[START OF Exercise materials]

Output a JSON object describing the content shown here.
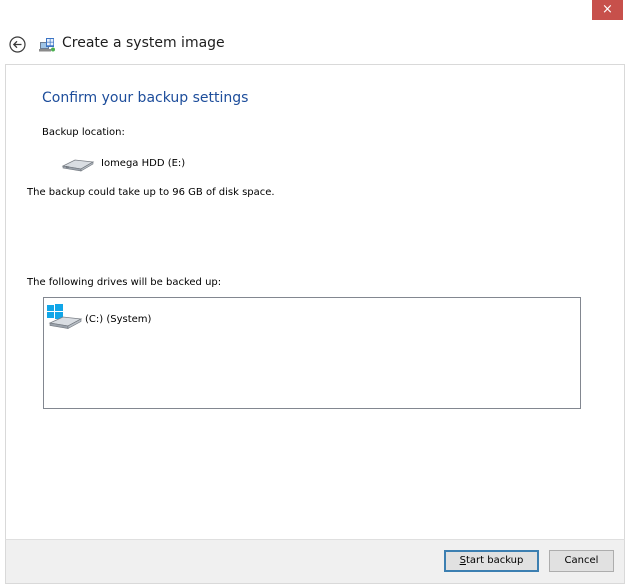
{
  "window": {
    "title": "Create a system image",
    "close_label": "×"
  },
  "content": {
    "heading": "Confirm your backup settings",
    "backup_location_label": "Backup location:",
    "backup_drive_name": "Iomega HDD (E:)",
    "space_note": "The backup could take up to 96 GB of disk space.",
    "drives_label": "The following drives will be backed up:",
    "drives": [
      {
        "label": "(C:) (System)"
      }
    ]
  },
  "footer": {
    "start_backup_mnemonic": "S",
    "start_backup_rest": "tart backup",
    "cancel_label": "Cancel"
  },
  "colors": {
    "heading": "#1d4d9b",
    "close_button": "#c7504b",
    "footer_bg": "#f0f0f0",
    "windows_logo": "#0ea5e9"
  }
}
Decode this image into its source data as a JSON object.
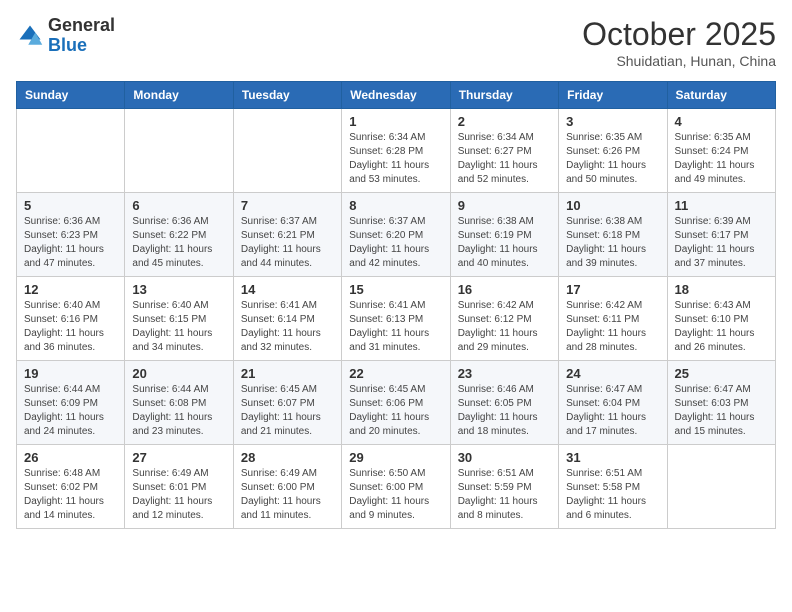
{
  "header": {
    "logo_general": "General",
    "logo_blue": "Blue",
    "month_title": "October 2025",
    "subtitle": "Shuidatian, Hunan, China"
  },
  "days_of_week": [
    "Sunday",
    "Monday",
    "Tuesday",
    "Wednesday",
    "Thursday",
    "Friday",
    "Saturday"
  ],
  "weeks": [
    [
      {
        "day": "",
        "info": ""
      },
      {
        "day": "",
        "info": ""
      },
      {
        "day": "",
        "info": ""
      },
      {
        "day": "1",
        "info": "Sunrise: 6:34 AM\nSunset: 6:28 PM\nDaylight: 11 hours and 53 minutes."
      },
      {
        "day": "2",
        "info": "Sunrise: 6:34 AM\nSunset: 6:27 PM\nDaylight: 11 hours and 52 minutes."
      },
      {
        "day": "3",
        "info": "Sunrise: 6:35 AM\nSunset: 6:26 PM\nDaylight: 11 hours and 50 minutes."
      },
      {
        "day": "4",
        "info": "Sunrise: 6:35 AM\nSunset: 6:24 PM\nDaylight: 11 hours and 49 minutes."
      }
    ],
    [
      {
        "day": "5",
        "info": "Sunrise: 6:36 AM\nSunset: 6:23 PM\nDaylight: 11 hours and 47 minutes."
      },
      {
        "day": "6",
        "info": "Sunrise: 6:36 AM\nSunset: 6:22 PM\nDaylight: 11 hours and 45 minutes."
      },
      {
        "day": "7",
        "info": "Sunrise: 6:37 AM\nSunset: 6:21 PM\nDaylight: 11 hours and 44 minutes."
      },
      {
        "day": "8",
        "info": "Sunrise: 6:37 AM\nSunset: 6:20 PM\nDaylight: 11 hours and 42 minutes."
      },
      {
        "day": "9",
        "info": "Sunrise: 6:38 AM\nSunset: 6:19 PM\nDaylight: 11 hours and 40 minutes."
      },
      {
        "day": "10",
        "info": "Sunrise: 6:38 AM\nSunset: 6:18 PM\nDaylight: 11 hours and 39 minutes."
      },
      {
        "day": "11",
        "info": "Sunrise: 6:39 AM\nSunset: 6:17 PM\nDaylight: 11 hours and 37 minutes."
      }
    ],
    [
      {
        "day": "12",
        "info": "Sunrise: 6:40 AM\nSunset: 6:16 PM\nDaylight: 11 hours and 36 minutes."
      },
      {
        "day": "13",
        "info": "Sunrise: 6:40 AM\nSunset: 6:15 PM\nDaylight: 11 hours and 34 minutes."
      },
      {
        "day": "14",
        "info": "Sunrise: 6:41 AM\nSunset: 6:14 PM\nDaylight: 11 hours and 32 minutes."
      },
      {
        "day": "15",
        "info": "Sunrise: 6:41 AM\nSunset: 6:13 PM\nDaylight: 11 hours and 31 minutes."
      },
      {
        "day": "16",
        "info": "Sunrise: 6:42 AM\nSunset: 6:12 PM\nDaylight: 11 hours and 29 minutes."
      },
      {
        "day": "17",
        "info": "Sunrise: 6:42 AM\nSunset: 6:11 PM\nDaylight: 11 hours and 28 minutes."
      },
      {
        "day": "18",
        "info": "Sunrise: 6:43 AM\nSunset: 6:10 PM\nDaylight: 11 hours and 26 minutes."
      }
    ],
    [
      {
        "day": "19",
        "info": "Sunrise: 6:44 AM\nSunset: 6:09 PM\nDaylight: 11 hours and 24 minutes."
      },
      {
        "day": "20",
        "info": "Sunrise: 6:44 AM\nSunset: 6:08 PM\nDaylight: 11 hours and 23 minutes."
      },
      {
        "day": "21",
        "info": "Sunrise: 6:45 AM\nSunset: 6:07 PM\nDaylight: 11 hours and 21 minutes."
      },
      {
        "day": "22",
        "info": "Sunrise: 6:45 AM\nSunset: 6:06 PM\nDaylight: 11 hours and 20 minutes."
      },
      {
        "day": "23",
        "info": "Sunrise: 6:46 AM\nSunset: 6:05 PM\nDaylight: 11 hours and 18 minutes."
      },
      {
        "day": "24",
        "info": "Sunrise: 6:47 AM\nSunset: 6:04 PM\nDaylight: 11 hours and 17 minutes."
      },
      {
        "day": "25",
        "info": "Sunrise: 6:47 AM\nSunset: 6:03 PM\nDaylight: 11 hours and 15 minutes."
      }
    ],
    [
      {
        "day": "26",
        "info": "Sunrise: 6:48 AM\nSunset: 6:02 PM\nDaylight: 11 hours and 14 minutes."
      },
      {
        "day": "27",
        "info": "Sunrise: 6:49 AM\nSunset: 6:01 PM\nDaylight: 11 hours and 12 minutes."
      },
      {
        "day": "28",
        "info": "Sunrise: 6:49 AM\nSunset: 6:00 PM\nDaylight: 11 hours and 11 minutes."
      },
      {
        "day": "29",
        "info": "Sunrise: 6:50 AM\nSunset: 6:00 PM\nDaylight: 11 hours and 9 minutes."
      },
      {
        "day": "30",
        "info": "Sunrise: 6:51 AM\nSunset: 5:59 PM\nDaylight: 11 hours and 8 minutes."
      },
      {
        "day": "31",
        "info": "Sunrise: 6:51 AM\nSunset: 5:58 PM\nDaylight: 11 hours and 6 minutes."
      },
      {
        "day": "",
        "info": ""
      }
    ]
  ]
}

[END OF Exercise materials]

### Exercise:
The lines to collect are those holding the string "object"; copy them all.

### Completed task:
Output a JSON object describing the content shown here.
Decode this image into its source data as a JSON object.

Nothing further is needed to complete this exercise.